**Challenge**
Each entry needs to be restated exactly as written.

-*-*-

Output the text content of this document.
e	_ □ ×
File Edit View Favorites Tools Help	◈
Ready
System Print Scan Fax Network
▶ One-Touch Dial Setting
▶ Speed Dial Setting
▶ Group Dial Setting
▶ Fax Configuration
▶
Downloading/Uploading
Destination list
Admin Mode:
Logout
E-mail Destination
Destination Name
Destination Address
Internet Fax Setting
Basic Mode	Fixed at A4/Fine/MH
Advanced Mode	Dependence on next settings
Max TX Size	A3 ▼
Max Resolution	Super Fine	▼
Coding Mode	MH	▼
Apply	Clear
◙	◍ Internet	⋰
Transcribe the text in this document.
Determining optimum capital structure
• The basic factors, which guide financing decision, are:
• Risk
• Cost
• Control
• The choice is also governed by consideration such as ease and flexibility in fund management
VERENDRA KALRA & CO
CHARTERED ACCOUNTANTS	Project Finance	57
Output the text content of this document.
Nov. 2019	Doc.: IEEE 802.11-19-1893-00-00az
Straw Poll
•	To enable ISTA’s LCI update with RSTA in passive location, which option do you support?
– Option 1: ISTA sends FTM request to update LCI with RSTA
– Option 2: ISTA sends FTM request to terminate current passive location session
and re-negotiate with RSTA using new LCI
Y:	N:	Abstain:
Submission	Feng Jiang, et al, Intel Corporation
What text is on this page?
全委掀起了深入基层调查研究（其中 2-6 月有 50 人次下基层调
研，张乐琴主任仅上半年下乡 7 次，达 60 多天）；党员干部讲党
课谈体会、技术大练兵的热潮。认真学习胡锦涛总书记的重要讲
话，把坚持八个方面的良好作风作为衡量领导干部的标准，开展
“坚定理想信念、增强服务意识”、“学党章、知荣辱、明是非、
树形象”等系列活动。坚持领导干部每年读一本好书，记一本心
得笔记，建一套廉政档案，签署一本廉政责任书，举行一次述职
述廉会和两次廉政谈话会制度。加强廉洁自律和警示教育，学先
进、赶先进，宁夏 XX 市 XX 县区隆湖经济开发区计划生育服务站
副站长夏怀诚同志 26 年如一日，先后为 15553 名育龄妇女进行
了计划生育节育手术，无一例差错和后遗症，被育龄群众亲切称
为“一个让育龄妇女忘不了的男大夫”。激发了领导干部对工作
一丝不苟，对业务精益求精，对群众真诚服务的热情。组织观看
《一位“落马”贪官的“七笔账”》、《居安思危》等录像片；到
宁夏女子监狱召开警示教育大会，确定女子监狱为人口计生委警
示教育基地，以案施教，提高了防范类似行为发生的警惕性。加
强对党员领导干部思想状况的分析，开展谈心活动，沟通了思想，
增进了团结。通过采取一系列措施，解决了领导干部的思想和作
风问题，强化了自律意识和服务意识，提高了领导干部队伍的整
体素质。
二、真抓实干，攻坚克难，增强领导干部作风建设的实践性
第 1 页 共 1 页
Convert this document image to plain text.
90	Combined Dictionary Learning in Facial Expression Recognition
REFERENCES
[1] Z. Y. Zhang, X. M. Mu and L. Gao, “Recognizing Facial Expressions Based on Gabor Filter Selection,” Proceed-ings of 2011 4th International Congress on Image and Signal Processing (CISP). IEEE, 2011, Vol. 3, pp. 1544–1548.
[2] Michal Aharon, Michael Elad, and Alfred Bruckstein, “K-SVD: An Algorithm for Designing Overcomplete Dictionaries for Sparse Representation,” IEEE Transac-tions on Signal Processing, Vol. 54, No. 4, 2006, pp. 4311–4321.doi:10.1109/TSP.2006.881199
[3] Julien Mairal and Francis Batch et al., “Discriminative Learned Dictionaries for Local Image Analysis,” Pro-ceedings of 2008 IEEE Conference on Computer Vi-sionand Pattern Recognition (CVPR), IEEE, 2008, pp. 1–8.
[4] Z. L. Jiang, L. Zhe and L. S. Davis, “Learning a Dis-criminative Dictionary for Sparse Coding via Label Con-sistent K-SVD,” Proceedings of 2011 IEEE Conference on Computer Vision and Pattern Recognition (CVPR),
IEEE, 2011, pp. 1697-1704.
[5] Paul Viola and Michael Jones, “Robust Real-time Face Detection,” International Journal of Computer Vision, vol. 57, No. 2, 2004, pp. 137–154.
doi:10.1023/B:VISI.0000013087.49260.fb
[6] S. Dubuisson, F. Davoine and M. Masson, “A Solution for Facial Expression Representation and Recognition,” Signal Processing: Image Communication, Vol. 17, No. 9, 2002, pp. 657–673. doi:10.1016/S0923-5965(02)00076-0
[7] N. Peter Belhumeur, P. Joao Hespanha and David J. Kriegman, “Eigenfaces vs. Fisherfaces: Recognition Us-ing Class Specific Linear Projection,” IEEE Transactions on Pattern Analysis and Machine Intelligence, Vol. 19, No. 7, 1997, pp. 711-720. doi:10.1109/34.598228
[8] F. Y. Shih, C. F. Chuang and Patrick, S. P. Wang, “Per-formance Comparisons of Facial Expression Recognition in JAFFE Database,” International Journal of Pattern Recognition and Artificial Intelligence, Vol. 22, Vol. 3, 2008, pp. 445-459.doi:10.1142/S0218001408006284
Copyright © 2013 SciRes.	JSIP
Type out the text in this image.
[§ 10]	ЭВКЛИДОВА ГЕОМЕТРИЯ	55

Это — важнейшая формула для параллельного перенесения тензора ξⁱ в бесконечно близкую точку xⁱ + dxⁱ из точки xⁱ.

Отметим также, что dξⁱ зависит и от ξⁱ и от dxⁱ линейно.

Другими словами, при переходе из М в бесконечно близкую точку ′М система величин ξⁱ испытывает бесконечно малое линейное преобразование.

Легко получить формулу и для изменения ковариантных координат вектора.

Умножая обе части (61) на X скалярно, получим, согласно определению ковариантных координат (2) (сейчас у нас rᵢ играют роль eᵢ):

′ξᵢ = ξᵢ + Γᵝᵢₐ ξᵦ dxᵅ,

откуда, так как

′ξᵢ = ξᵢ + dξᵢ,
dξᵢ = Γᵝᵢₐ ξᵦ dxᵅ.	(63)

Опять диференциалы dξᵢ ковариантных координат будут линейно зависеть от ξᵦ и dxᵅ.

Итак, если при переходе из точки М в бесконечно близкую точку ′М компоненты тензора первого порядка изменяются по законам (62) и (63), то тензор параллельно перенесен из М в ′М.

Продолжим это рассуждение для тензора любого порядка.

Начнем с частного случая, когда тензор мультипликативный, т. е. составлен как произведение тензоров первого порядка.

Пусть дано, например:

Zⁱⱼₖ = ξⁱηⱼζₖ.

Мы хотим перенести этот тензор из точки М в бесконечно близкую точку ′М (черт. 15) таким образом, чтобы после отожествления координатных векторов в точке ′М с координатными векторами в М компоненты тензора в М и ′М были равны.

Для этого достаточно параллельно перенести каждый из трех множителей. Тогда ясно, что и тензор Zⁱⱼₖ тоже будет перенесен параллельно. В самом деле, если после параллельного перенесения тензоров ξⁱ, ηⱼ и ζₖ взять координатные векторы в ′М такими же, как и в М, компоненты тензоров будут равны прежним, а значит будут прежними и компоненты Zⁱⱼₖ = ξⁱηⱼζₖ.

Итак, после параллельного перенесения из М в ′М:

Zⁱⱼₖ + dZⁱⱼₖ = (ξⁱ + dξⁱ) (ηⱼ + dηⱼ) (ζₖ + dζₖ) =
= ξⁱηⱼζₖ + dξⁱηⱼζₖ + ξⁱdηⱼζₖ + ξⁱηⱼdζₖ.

-*-*-

**Finished task**
Output the text content of this document.
e	_ □ ×
File Edit View Favorites Tools Help	◈
Ready
System Print Scan Fax Network
▶ One-Touch Dial Setting
▶ Speed Dial Setting
▶ Group Dial Setting
▶ Fax Configuration
▶
Downloading/Uploading
Destination list
Admin Mode:
Logout
E-mail Destination
Destination Name
Destination Address
Internet Fax Setting
Basic Mode	Fixed at A4/Fine/MH
Advanced Mode	Dependence on next settings
Max TX Size	A3 ▼
Max Resolution	Super Fine	▼
Coding Mode	MH	▼
Apply	Clear
◙	◍ Internet	⋰
Transcribe the text in this document.
Determining optimum capital structure
• The basic factors, which guide financing decision, are:
• Risk
• Cost
• Control
• The choice is also governed by consideration such as ease and flexibility in fund management
VERENDRA KALRA & CO
CHARTERED ACCOUNTANTS	Project Finance	57
Output the text content of this document.
Nov. 2019	Doc.: IEEE 802.11-19-1893-00-00az
Straw Poll
•	To enable ISTA’s LCI update with RSTA in passive location, which option do you support?
– Option 1: ISTA sends FTM request to update LCI with RSTA
– Option 2: ISTA sends FTM request to terminate current passive location session
and re-negotiate with RSTA using new LCI
Y:	N:	Abstain:
Submission	Feng Jiang, et al, Intel Corporation
What text is on this page?
全委掀起了深入基层调查研究（其中 2-6 月有 50 人次下基层调
研，张乐琴主任仅上半年下乡 7 次，达 60 多天）；党员干部讲党
课谈体会、技术大练兵的热潮。认真学习胡锦涛总书记的重要讲
话，把坚持八个方面的良好作风作为衡量领导干部的标准，开展
“坚定理想信念、增强服务意识”、“学党章、知荣辱、明是非、
树形象”等系列活动。坚持领导干部每年读一本好书，记一本心
得笔记，建一套廉政档案，签署一本廉政责任书，举行一次述职
述廉会和两次廉政谈话会制度。加强廉洁自律和警示教育，学先
进、赶先进，宁夏 XX 市 XX 县区隆湖经济开发区计划生育服务站
副站长夏怀诚同志 26 年如一日，先后为 15553 名育龄妇女进行
了计划生育节育手术，无一例差错和后遗症，被育龄群众亲切称
为“一个让育龄妇女忘不了的男大夫”。激发了领导干部对工作
一丝不苟，对业务精益求精，对群众真诚服务的热情。组织观看
《一位“落马”贪官的“七笔账”》、《居安思危》等录像片；到
宁夏女子监狱召开警示教育大会，确定女子监狱为人口计生委警
示教育基地，以案施教，提高了防范类似行为发生的警惕性。加
强对党员领导干部思想状况的分析，开展谈心活动，沟通了思想，
增进了团结。通过采取一系列措施，解决了领导干部的思想和作
风问题，强化了自律意识和服务意识，提高了领导干部队伍的整
体素质。
二、真抓实干，攻坚克难，增强领导干部作风建设的实践性
第 1 页 共 1 页
Convert this document image to plain text.
90	Combined Dictionary Learning in Facial Expression Recognition
REFERENCES
[1] Z. Y. Zhang, X. M. Mu and L. Gao, “Recognizing Facial Expressions Based on Gabor Filter Selection,” Proceed-ings of 2011 4th International Congress on Image and Signal Processing (CISP). IEEE, 2011, Vol. 3, pp. 1544–1548.
[2] Michal Aharon, Michael Elad, and Alfred Bruckstein, “K-SVD: An Algorithm for Designing Overcomplete Dictionaries for Sparse Representation,” IEEE Transac-tions on Signal Processing, Vol. 54, No. 4, 2006, pp. 4311–4321.doi:10.1109/TSP.2006.881199
[3] Julien Mairal and Francis Batch et al., “Discriminative Learned Dictionaries for Local Image Analysis,” Pro-ceedings of 2008 IEEE Conference on Computer Vi-sionand Pattern Recognition (CVPR), IEEE, 2008, pp. 1–8.
[4] Z. L. Jiang, L. Zhe and L. S. Davis, “Learning a Dis-criminative Dictionary for Sparse Coding via Label Con-sistent K-SVD,” Proceedings of 2011 IEEE Conference on Computer Vision and Pattern Recognition (CVPR),
IEEE, 2011, pp. 1697-1704.
[5] Paul Viola and Michael Jones, “Robust Real-time Face Detection,” International Journal of Computer Vision, vol. 57, No. 2, 2004, pp. 137–154.
doi:10.1023/B:VISI.0000013087.49260.fb
[6] S. Dubuisson, F. Davoine and M. Masson, “A Solution for Facial Expression Representation and Recognition,” Signal Processing: Image Communication, Vol. 17, No. 9, 2002, pp. 657–673. doi:10.1016/S0923-5965(02)00076-0
[7] N. Peter Belhumeur, P. Joao Hespanha and David J. Kriegman, “Eigenfaces vs. Fisherfaces: Recognition Us-ing Class Specific Linear Projection,” IEEE Transactions on Pattern Analysis and Machine Intelligence, Vol. 19, No. 7, 1997, pp. 711-720. doi:10.1109/34.598228
[8] F. Y. Shih, C. F. Chuang and Patrick, S. P. Wang, “Per-formance Comparisons of Facial Expression Recognition in JAFFE Database,” International Journal of Pattern Recognition and Artificial Intelligence, Vol. 22, Vol. 3, 2008, pp. 445-459.doi:10.1142/S0218001408006284
Copyright © 2013 SciRes.	JSIP
Type out the text in this image.
[§ 10]	ЭВКЛИДОВА ГЕОМЕТРИЯ	55

Это — важнейшая формула для параллельного перенесения тензора ξⁱ в бесконечно близкую точку xⁱ + dxⁱ из точки xⁱ.

Отметим также, что dξⁱ зависит и от ξⁱ и от dxⁱ линейно.

Другими словами, при переходе из М в бесконечно близкую точку ′М система величин ξⁱ испытывает бесконечно малое линейное преобразование.

Легко получить формулу и для изменения ковариантных координат вектора.

Умножая обе части (61) на X скалярно, получим, согласно определению ковариантных координат (2) (сейчас у нас rᵢ играют роль eᵢ):

′ξᵢ = ξᵢ + Γᵝᵢₐ ξᵦ dxᵅ,

откуда, так как

′ξᵢ = ξᵢ + dξᵢ,
dξᵢ = Γᵝᵢₐ ξᵦ dxᵅ.	(63)

Опять диференциалы dξᵢ ковариантных координат будут линейно зависеть от ξᵦ и dxᵅ.

Итак, если при переходе из точки М в бесконечно близкую точку ′М компоненты тензора первого порядка изменяются по законам (62) и (63), то тензор параллельно перенесен из М в ′М.

Продолжим это рассуждение для тензора любого порядка.

Начнем с частного случая, когда тензор мультипликативный, т. е. составлен как произведение тензоров первого порядка.

Пусть дано, например:

Zⁱⱼₖ = ξⁱηⱼζₖ.

Мы хотим перенести этот тензор из точки М в бесконечно близкую точку ′М (черт. 15) таким образом, чтобы после отожествления координатных векторов в точке ′М с координатными векторами в М компоненты тензора в М и ′М были равны.

Для этого достаточно параллельно перенести каждый из трех множителей. Тогда ясно, что и тензор Zⁱⱼₖ тоже будет перенесен параллельно. В самом деле, если после параллельного перенесения тензоров ξⁱ, ηⱼ и ζₖ взять координатные векторы в ′М такими же, как и в М, компоненты тензоров будут равны прежним, а значит будут прежними и компоненты Zⁱⱼₖ = ξⁱηⱼζₖ.

Итак, после параллельного перенесения из М в ′М:

Zⁱⱼₖ + dZⁱⱼₖ = (ξⁱ + dξⁱ) (ηⱼ + dηⱼ) (ζₖ + dζₖ) =
= ξⁱηⱼζₖ + dξⁱηⱼζₖ + ξⁱdηⱼζₖ + ξⁱηⱼdζₖ.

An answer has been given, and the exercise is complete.